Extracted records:
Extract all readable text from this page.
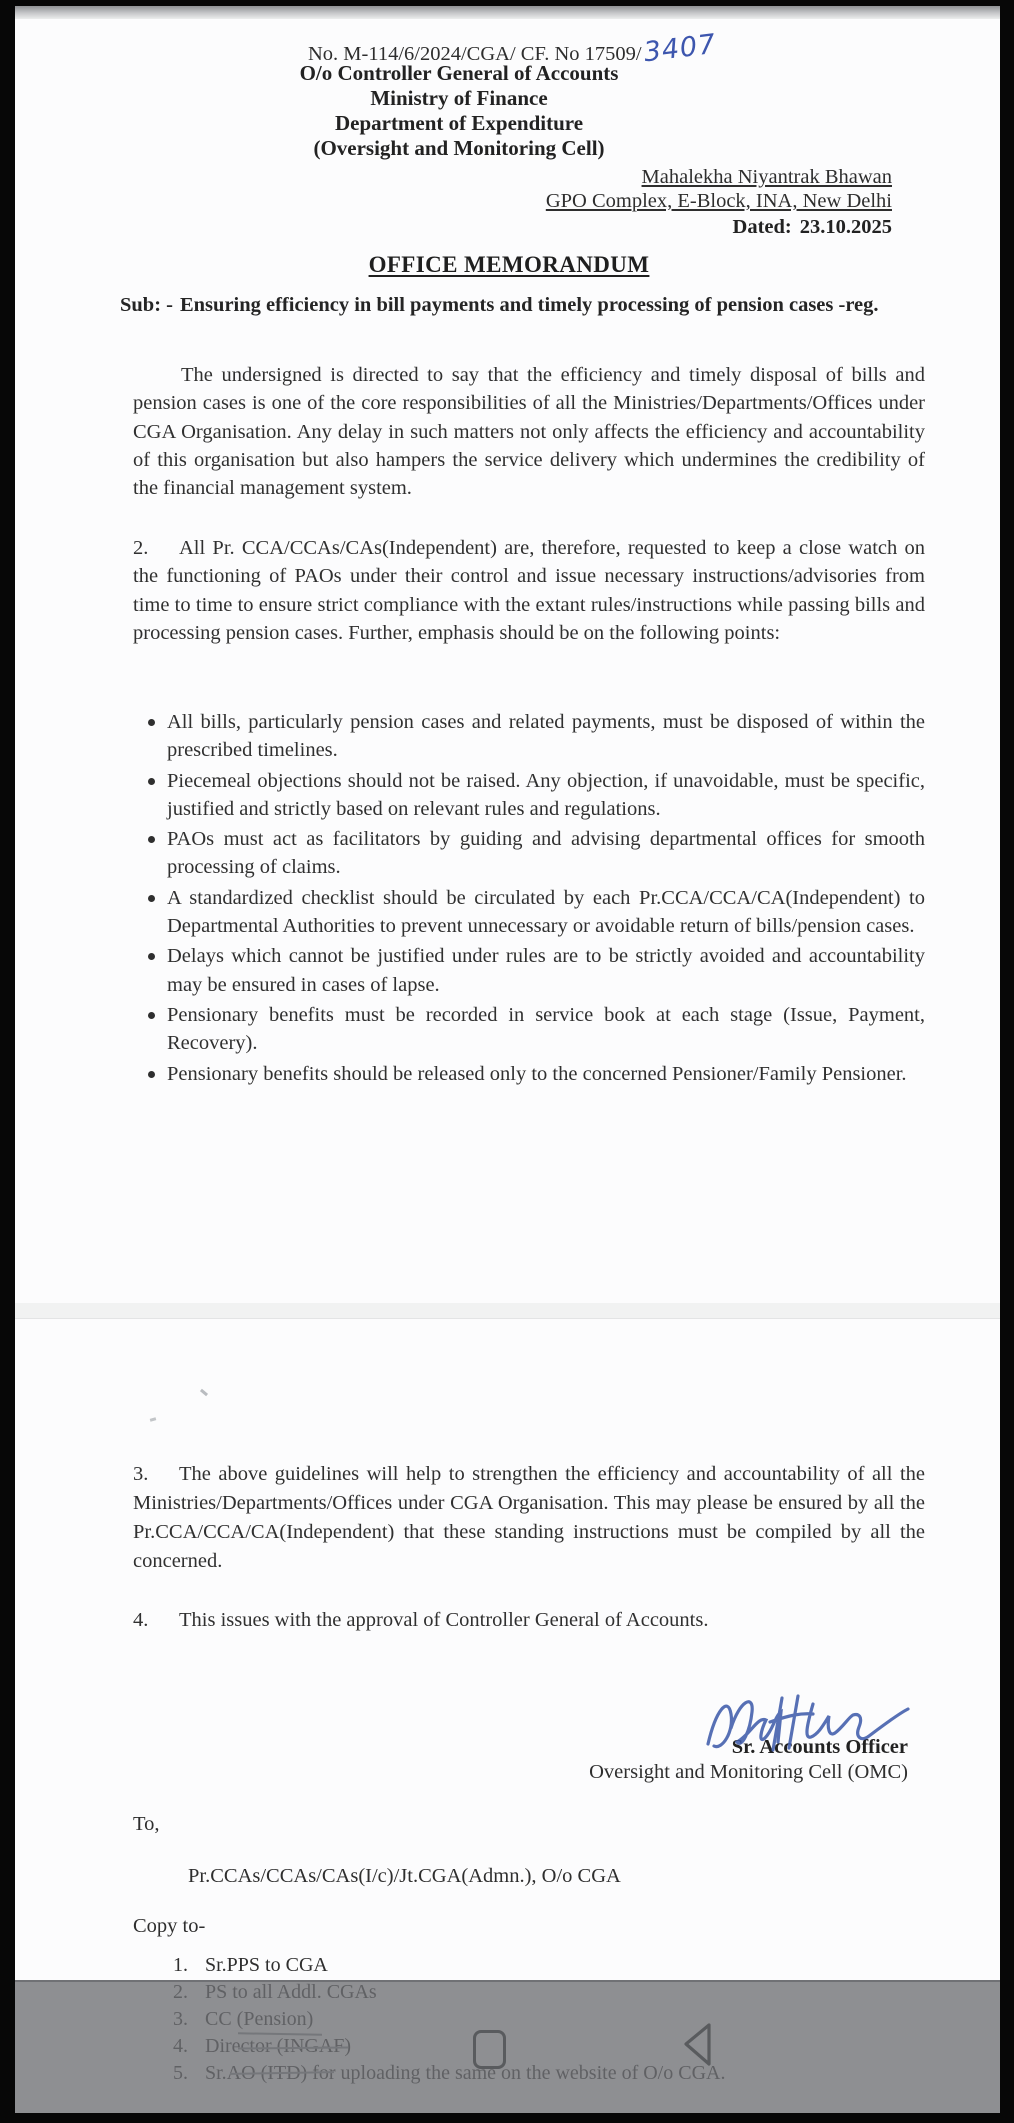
No. M-114/6/2024/CGA/ CF. No 17509/3407
O/o Controller General of Accounts
Ministry of Finance
Department of Expenditure
(Oversight and Monitoring Cell)
Mahalekha Niyantrak Bhawan
GPO Complex, E-Block, INA, New Delhi
Dated: 23.10.2025
OFFICE MEMORANDUM
Sub: - Ensuring efficiency in bill payments and timely processing of pension cases -reg.
The undersigned is directed to say that the efficiency and timely disposal of bills and pension cases is one of the core responsibilities of all the Ministries/Departments/Offices under CGA Organisation. Any delay in such matters not only affects the efficiency and accountability of this organisation but also hampers the service delivery which undermines the credibility of the financial management system.
2. All Pr. CCA/CCAs/CAs(Independent) are, therefore, requested to keep a close watch on the functioning of PAOs under their control and issue necessary instructions/advisories from time to time to ensure strict compliance with the extant rules/instructions while passing bills and processing pension cases. Further, emphasis should be on the following points:
All bills, particularly pension cases and related payments, must be disposed of within the prescribed timelines.
Piecemeal objections should not be raised. Any objection, if unavoidable, must be specific, justified and strictly based on relevant rules and regulations.
PAOs must act as facilitators by guiding and advising departmental offices for smooth processing of claims.
A standardized checklist should be circulated by each Pr.CCA/CCA/CA(Independent) to Departmental Authorities to prevent unnecessary or avoidable return of bills/pension cases.
Delays which cannot be justified under rules are to be strictly avoided and accountability may be ensured in cases of lapse.
Pensionary benefits must be recorded in service book at each stage (Issue, Payment, Recovery).
Pensionary benefits should be released only to the concerned Pensioner/Family Pensioner.
3. The above guidelines will help to strengthen the efficiency and accountability of all the Ministries/Departments/Offices under CGA Organisation. This may please be ensured by all the Pr.CCA/CCA/CA(Independent) that these standing instructions must be compiled by all the concerned.
4. This issues with the approval of Controller General of Accounts.
Sr. Accounts Officer
Oversight and Monitoring Cell (OMC)
To,
Pr.CCAs/CCAs/CAs(I/c)/Jt.CGA(Admn.), O/o CGA
Copy to-
1. Sr.PPS to CGA
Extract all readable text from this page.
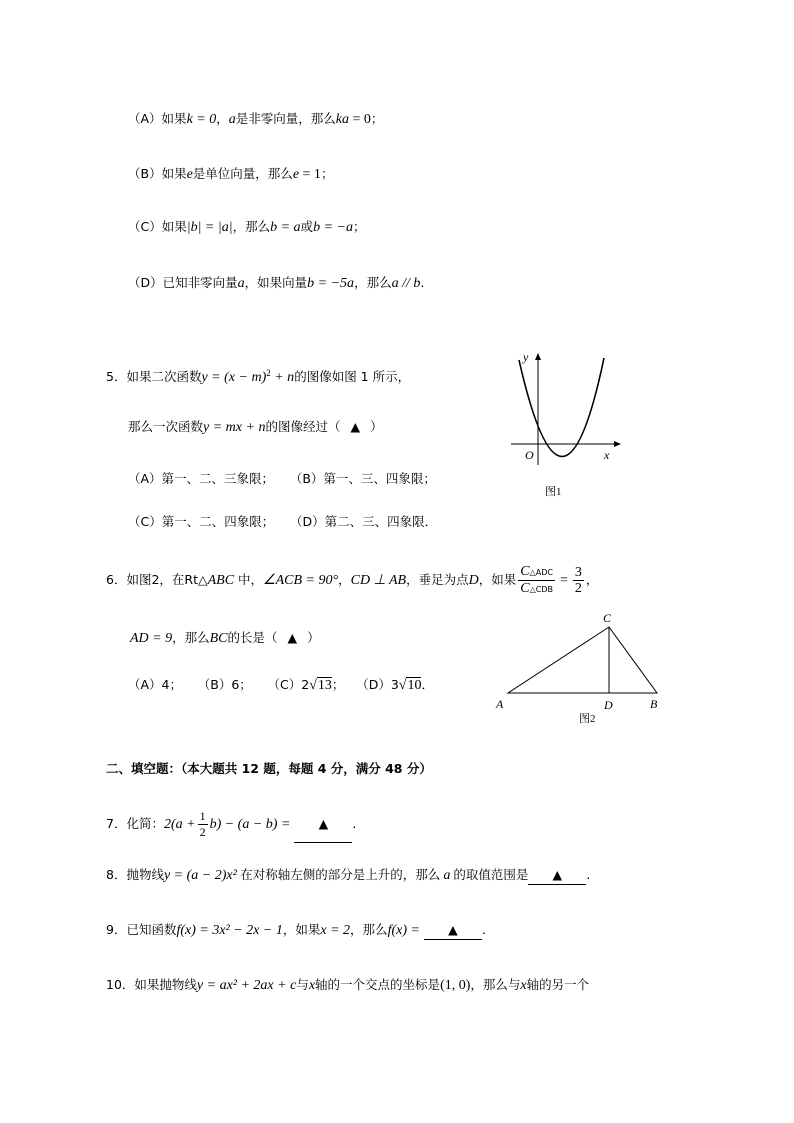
（A）如果k = 0，a是非零向量，那么ka = 0；
（B）如果e是单位向量，那么e = 1；
（C）如果|b| = |a|，那么b = a或b = −a；
（D）已知非零向量a，如果向量b = −5a，那么a // b.
5．如果二次函数$y = (x - m)^2 + n$的图像如图 1 所示，
那么一次函数y = mx + n的图像经过（ ▲ ）
（A）第一、二、三象限； （B）第一、三、四象限；
（C）第一、二、四象限； （D）第二、三、四象限．
y
x
O
图1
6．如图2，在Rt△ABC 中，∠ACB = 90°，CD ⊥ AB，垂足为点D，如果 $\frac{\text{C△ADC}}{\text{C△CDB}} = \frac{3}{2}$ ，
AD = 9，那么BC的长是（ ▲ ）
（A）4； （B）6； （C）2√13； （D）3√10．
A	B
C
D
图2
二、填空题：（本大题共 12 题，每题 4 分，满分 48 分）
7．化简：$2(a + \frac{1}{2} b) - (a - b)$ = ▲ .
8．抛物线y = (a − 2)x² 在对称轴左侧的部分是上升的，那么 a 的取值范围是 ▲ .
9．已知函数f(x) = 3x² − 2x − 1，如果x = 2，那么f(x) = ▲ .
10．如果抛物线y = ax² + 2ax + c与x轴的一个交点的坐标是(1, 0)，那么与x轴的另一个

* **Exercise goal**: Copy every line of the data that holds the string "Accounts".

* **Result of the exercise**:
O/o Controller General of Accounts
4. This issues with the approval of Controller General of Accounts.
Sr. Accounts Officer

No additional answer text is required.